Dataset items
..............................

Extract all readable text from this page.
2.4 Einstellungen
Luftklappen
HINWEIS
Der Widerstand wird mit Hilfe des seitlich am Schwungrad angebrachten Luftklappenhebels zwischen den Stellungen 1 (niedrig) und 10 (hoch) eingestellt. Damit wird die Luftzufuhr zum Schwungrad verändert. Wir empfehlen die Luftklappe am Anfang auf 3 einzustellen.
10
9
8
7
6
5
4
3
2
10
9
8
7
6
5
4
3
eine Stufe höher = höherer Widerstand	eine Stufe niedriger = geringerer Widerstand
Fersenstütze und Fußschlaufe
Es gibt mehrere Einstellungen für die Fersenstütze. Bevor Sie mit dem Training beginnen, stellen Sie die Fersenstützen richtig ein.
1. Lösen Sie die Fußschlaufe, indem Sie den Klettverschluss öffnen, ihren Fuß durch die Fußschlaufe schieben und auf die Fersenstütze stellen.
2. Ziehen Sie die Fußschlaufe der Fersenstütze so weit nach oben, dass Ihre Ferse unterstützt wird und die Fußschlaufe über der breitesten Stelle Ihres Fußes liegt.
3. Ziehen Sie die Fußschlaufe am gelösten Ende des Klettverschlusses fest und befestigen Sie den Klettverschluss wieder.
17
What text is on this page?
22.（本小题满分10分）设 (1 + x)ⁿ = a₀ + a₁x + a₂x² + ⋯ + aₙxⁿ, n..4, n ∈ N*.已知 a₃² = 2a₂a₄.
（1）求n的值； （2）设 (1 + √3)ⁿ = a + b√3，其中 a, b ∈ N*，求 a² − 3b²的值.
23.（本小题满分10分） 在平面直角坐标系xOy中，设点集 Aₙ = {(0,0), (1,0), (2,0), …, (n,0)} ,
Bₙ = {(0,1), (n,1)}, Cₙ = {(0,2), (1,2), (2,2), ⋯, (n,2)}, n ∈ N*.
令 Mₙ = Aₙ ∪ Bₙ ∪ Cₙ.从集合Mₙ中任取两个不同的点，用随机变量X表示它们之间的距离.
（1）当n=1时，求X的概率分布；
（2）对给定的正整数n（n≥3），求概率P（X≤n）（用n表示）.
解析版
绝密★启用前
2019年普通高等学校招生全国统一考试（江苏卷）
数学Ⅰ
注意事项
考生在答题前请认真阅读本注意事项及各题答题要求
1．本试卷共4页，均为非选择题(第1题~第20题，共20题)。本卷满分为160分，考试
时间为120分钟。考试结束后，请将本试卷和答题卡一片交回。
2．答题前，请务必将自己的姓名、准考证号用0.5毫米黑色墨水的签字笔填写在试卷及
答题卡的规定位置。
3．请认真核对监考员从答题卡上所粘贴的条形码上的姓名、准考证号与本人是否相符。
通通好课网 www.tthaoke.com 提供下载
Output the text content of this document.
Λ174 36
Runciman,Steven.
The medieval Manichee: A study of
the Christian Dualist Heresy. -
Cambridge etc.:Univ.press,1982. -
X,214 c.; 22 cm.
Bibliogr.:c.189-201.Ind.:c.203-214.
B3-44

..............................

§ **Stated task**
Tell how many lines of the material above hold "Ziehen", answering with a bare number.

§ **Solution for this problem**
2